Set problem:
Retype the rows below word for word, starting at the line with "In the image below, list" and ending at the line with "320, 124, 337]", both included. Leave the pictures out.

---

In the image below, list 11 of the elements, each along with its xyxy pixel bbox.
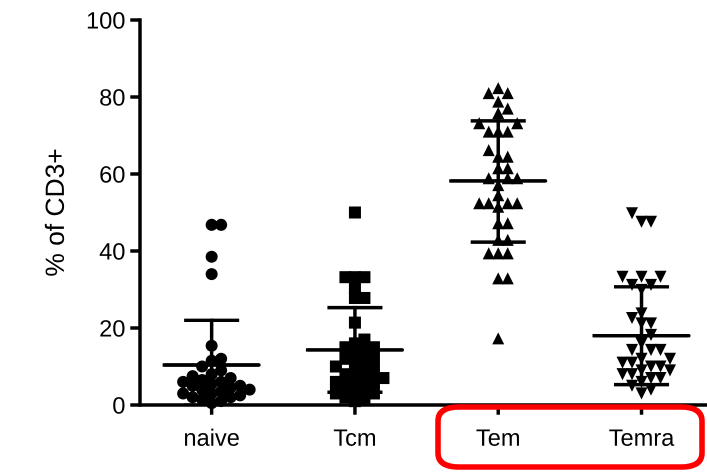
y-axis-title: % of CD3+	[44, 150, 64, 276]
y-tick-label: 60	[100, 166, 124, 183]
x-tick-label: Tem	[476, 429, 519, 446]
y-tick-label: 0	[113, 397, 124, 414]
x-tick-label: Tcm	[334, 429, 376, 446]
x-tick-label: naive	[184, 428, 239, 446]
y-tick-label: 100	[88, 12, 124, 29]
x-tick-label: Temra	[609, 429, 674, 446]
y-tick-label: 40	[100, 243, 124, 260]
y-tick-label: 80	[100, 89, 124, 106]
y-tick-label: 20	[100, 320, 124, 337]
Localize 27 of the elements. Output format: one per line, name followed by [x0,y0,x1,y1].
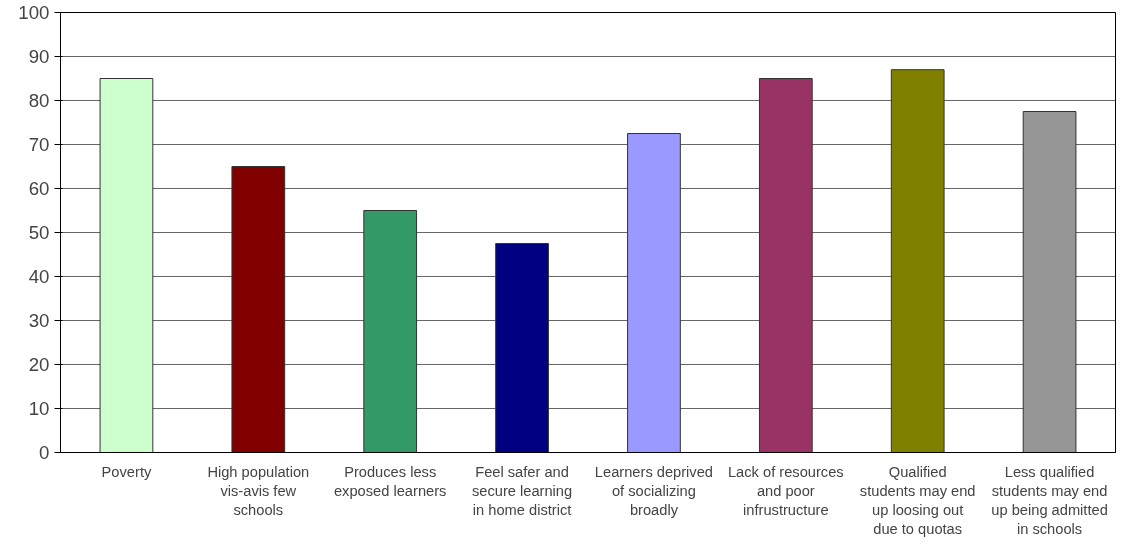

---

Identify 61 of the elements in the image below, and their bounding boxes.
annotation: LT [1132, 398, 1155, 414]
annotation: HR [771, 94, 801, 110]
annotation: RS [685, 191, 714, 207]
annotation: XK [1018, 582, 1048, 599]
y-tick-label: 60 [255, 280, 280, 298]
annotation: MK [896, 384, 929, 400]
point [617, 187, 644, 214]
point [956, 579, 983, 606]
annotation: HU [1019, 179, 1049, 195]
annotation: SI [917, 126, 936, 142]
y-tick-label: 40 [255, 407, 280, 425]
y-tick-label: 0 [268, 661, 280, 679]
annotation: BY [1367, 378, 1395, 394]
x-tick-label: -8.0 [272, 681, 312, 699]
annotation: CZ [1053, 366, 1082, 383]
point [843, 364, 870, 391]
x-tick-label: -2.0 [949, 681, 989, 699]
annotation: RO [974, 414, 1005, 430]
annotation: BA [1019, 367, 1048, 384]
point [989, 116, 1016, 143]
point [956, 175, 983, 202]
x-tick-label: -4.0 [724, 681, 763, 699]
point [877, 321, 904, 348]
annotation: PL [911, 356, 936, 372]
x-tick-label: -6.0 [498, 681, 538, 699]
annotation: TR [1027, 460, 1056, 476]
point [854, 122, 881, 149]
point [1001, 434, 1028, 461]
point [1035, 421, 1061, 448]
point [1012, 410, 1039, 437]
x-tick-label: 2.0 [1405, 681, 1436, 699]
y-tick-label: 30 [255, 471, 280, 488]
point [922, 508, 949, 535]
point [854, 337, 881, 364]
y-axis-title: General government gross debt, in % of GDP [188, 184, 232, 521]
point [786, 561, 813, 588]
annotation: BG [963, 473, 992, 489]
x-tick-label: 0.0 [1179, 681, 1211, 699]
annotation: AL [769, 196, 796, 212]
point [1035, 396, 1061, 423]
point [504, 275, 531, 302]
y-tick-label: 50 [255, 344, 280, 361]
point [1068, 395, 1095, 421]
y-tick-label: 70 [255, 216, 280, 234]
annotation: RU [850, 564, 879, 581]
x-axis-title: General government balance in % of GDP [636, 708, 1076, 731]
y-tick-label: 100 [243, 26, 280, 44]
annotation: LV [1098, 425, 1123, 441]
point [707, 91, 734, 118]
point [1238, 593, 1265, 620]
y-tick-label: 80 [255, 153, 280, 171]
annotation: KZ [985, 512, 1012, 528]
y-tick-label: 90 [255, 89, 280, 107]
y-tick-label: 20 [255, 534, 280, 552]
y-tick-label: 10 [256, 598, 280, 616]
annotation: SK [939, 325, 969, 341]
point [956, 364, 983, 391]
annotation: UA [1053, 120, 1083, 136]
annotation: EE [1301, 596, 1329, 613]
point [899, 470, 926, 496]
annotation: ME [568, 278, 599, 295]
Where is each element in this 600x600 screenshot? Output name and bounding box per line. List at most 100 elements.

---

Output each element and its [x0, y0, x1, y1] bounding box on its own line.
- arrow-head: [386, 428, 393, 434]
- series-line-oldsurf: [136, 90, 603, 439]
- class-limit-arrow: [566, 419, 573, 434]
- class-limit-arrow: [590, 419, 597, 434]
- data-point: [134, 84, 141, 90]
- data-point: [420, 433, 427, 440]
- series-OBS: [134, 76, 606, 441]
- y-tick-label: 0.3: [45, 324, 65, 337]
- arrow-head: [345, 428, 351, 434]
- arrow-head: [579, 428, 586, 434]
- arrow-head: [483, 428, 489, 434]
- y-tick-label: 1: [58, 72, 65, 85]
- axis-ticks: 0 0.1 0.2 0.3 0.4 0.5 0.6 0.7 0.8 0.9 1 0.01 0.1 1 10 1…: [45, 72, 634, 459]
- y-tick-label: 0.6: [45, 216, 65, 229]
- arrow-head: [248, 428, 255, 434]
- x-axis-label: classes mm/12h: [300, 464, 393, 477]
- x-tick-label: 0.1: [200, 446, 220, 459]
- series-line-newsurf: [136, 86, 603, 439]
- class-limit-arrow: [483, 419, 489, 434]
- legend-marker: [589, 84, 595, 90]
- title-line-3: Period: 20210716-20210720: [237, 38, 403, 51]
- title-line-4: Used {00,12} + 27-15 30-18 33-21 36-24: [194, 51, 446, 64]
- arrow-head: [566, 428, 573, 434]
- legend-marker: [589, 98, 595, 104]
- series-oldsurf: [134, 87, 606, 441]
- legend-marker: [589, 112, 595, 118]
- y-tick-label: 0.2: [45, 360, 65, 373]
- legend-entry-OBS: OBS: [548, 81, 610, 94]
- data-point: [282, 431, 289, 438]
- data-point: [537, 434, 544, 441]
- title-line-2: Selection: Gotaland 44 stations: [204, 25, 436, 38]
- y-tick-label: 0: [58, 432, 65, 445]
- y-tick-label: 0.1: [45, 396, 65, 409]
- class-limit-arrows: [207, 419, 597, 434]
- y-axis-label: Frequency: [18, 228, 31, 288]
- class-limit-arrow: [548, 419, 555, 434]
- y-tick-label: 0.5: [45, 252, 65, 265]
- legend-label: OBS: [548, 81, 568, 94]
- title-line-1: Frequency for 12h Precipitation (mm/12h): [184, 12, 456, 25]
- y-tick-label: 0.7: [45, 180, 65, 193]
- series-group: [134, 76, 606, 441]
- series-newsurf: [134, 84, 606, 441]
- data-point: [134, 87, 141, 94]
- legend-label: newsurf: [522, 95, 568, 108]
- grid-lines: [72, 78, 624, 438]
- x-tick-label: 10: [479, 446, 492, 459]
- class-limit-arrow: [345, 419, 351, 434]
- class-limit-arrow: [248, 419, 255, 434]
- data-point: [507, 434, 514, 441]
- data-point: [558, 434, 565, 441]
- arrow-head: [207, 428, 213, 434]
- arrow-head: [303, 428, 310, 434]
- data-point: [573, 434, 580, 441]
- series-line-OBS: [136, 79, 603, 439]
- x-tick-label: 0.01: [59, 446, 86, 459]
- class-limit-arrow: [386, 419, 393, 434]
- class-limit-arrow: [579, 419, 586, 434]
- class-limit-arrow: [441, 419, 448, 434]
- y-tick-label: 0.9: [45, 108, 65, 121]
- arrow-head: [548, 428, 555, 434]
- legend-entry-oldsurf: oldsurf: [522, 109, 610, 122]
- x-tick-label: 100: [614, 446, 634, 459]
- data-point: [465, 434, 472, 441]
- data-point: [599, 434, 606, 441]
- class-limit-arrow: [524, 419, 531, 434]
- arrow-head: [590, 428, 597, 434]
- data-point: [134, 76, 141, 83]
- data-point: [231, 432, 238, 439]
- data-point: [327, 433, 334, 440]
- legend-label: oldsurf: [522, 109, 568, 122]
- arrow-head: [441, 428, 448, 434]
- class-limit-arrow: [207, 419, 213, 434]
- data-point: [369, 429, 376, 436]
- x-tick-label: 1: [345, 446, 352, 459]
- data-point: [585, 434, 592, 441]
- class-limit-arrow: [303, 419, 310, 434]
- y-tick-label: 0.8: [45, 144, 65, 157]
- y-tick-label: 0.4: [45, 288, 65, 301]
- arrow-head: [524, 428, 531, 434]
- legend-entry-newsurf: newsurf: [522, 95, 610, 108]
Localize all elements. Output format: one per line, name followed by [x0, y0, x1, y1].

---

Result:
In the image below, list 11 of the elements, each along with its xyxy pixel bbox.
y-axis-title: % of CD3+	[44, 150, 64, 276]
y-tick-label: 60	[100, 166, 124, 183]
x-tick-label: Tem	[476, 429, 519, 446]
y-tick-label: 0	[113, 397, 124, 414]
x-tick-label: Tcm	[334, 429, 376, 446]
x-tick-label: naive	[184, 428, 239, 446]
y-tick-label: 100	[88, 12, 124, 29]
x-tick-label: Temra	[609, 429, 674, 446]
y-tick-label: 40	[100, 243, 124, 260]
y-tick-label: 80	[100, 89, 124, 106]
y-tick-label: 20	[100, 320, 124, 337]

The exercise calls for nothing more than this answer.